* begin *

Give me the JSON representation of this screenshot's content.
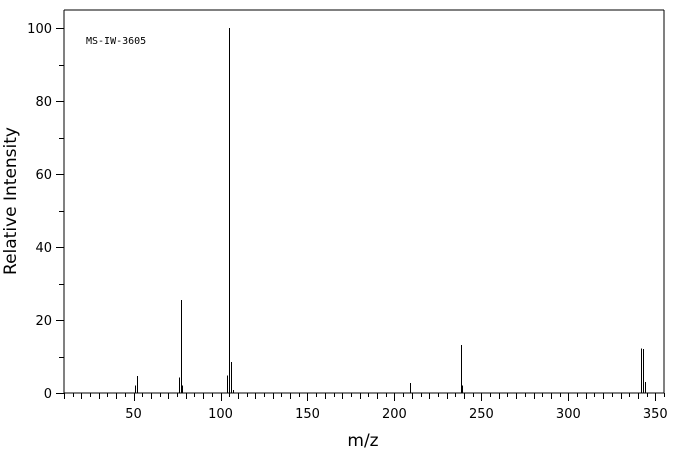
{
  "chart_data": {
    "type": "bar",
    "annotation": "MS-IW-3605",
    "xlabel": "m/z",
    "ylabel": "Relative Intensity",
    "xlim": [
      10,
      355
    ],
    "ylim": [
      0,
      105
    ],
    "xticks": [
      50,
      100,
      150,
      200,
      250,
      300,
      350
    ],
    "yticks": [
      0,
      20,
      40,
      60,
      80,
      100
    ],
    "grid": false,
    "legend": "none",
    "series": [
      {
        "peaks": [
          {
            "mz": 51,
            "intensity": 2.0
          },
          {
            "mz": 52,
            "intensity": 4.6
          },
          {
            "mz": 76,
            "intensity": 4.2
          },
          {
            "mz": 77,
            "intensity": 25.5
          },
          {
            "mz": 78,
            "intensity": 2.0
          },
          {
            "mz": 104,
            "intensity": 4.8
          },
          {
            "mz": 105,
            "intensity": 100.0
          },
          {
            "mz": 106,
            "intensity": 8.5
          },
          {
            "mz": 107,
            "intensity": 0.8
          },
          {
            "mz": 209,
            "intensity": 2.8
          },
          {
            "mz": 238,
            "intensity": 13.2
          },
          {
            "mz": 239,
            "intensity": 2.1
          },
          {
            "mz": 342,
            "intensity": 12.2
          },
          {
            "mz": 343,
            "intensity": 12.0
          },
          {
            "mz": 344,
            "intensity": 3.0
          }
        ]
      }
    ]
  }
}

* end *

- Written request -
Each record above should be copied character for character, with pictures dropped.

- Reply -
Give me the JSON representation of this screenshot's content.
{
  "chart_data": {
    "type": "bar",
    "annotation": "MS-IW-3605",
    "xlabel": "m/z",
    "ylabel": "Relative Intensity",
    "xlim": [
      10,
      355
    ],
    "ylim": [
      0,
      105
    ],
    "xticks": [
      50,
      100,
      150,
      200,
      250,
      300,
      350
    ],
    "yticks": [
      0,
      20,
      40,
      60,
      80,
      100
    ],
    "grid": false,
    "legend": "none",
    "series": [
      {
        "peaks": [
          {
            "mz": 51,
            "intensity": 2.0
          },
          {
            "mz": 52,
            "intensity": 4.6
          },
          {
            "mz": 76,
            "intensity": 4.2
          },
          {
            "mz": 77,
            "intensity": 25.5
          },
          {
            "mz": 78,
            "intensity": 2.0
          },
          {
            "mz": 104,
            "intensity": 4.8
          },
          {
            "mz": 105,
            "intensity": 100.0
          },
          {
            "mz": 106,
            "intensity": 8.5
          },
          {
            "mz": 107,
            "intensity": 0.8
          },
          {
            "mz": 209,
            "intensity": 2.8
          },
          {
            "mz": 238,
            "intensity": 13.2
          },
          {
            "mz": 239,
            "intensity": 2.1
          },
          {
            "mz": 342,
            "intensity": 12.2
          },
          {
            "mz": 343,
            "intensity": 12.0
          },
          {
            "mz": 344,
            "intensity": 3.0
          }
        ]
      }
    ]
  }
}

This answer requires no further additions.